Collected data entries
####################
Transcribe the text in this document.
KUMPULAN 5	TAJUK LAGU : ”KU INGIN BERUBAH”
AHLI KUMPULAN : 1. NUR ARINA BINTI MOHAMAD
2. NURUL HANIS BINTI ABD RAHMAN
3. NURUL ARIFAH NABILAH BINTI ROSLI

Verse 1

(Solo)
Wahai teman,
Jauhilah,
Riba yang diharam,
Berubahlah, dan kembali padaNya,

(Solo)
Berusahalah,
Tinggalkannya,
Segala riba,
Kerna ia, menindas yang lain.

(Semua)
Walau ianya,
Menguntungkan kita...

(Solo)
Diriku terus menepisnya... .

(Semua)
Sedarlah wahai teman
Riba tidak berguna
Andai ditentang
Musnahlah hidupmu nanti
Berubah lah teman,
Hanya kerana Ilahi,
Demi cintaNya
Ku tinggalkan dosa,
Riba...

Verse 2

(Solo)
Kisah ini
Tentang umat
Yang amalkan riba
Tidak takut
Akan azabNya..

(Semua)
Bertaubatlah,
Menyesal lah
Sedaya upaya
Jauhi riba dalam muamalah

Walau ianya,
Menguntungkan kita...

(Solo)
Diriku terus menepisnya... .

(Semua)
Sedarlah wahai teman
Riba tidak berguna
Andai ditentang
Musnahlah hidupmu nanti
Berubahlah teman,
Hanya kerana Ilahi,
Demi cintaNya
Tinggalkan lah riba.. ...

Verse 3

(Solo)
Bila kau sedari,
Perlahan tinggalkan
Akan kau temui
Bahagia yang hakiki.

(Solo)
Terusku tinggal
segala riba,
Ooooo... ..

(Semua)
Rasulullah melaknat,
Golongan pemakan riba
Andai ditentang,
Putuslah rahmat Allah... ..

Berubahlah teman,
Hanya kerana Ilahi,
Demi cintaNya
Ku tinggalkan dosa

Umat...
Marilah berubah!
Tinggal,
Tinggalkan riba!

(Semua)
####################
- _EXERCISE DIRECTIONS_
Repeat the material from above exactly, word for word.

- _SOLUTION FOR THIS EXERCISE_
Transcribe the text in this document.
KUMPULAN 5	TAJUK LAGU : ”KU INGIN BERUBAH”
AHLI KUMPULAN : 1. NUR ARINA BINTI MOHAMAD
2. NURUL HANIS BINTI ABD RAHMAN
3. NURUL ARIFAH NABILAH BINTI ROSLI

Verse 1

(Solo)
Wahai teman,
Jauhilah,
Riba yang diharam,
Berubahlah, dan kembali padaNya,

(Solo)
Berusahalah,
Tinggalkannya,
Segala riba,
Kerna ia, menindas yang lain.

(Semua)
Walau ianya,
Menguntungkan kita...

(Solo)
Diriku terus menepisnya... .

(Semua)
Sedarlah wahai teman
Riba tidak berguna
Andai ditentang
Musnahlah hidupmu nanti
Berubah lah teman,
Hanya kerana Ilahi,
Demi cintaNya
Ku tinggalkan dosa,
Riba...

Verse 2

(Solo)
Kisah ini
Tentang umat
Yang amalkan riba
Tidak takut
Akan azabNya..

(Semua)
Bertaubatlah,
Menyesal lah
Sedaya upaya
Jauhi riba dalam muamalah

Walau ianya,
Menguntungkan kita...

(Solo)
Diriku terus menepisnya... .

(Semua)
Sedarlah wahai teman
Riba tidak berguna
Andai ditentang
Musnahlah hidupmu nanti
Berubahlah teman,
Hanya kerana Ilahi,
Demi cintaNya
Tinggalkan lah riba.. ...

Verse 3

(Solo)
Bila kau sedari,
Perlahan tinggalkan
Akan kau temui
Bahagia yang hakiki.

(Solo)
Terusku tinggal
segala riba,
Ooooo... ..

(Semua)
Rasulullah melaknat,
Golongan pemakan riba
Andai ditentang,
Putuslah rahmat Allah... ..

Berubahlah teman,
Hanya kerana Ilahi,
Demi cintaNya
Ku tinggalkan dosa

Umat...
Marilah berubah!
Tinggal,
Tinggalkan riba!

(Semua)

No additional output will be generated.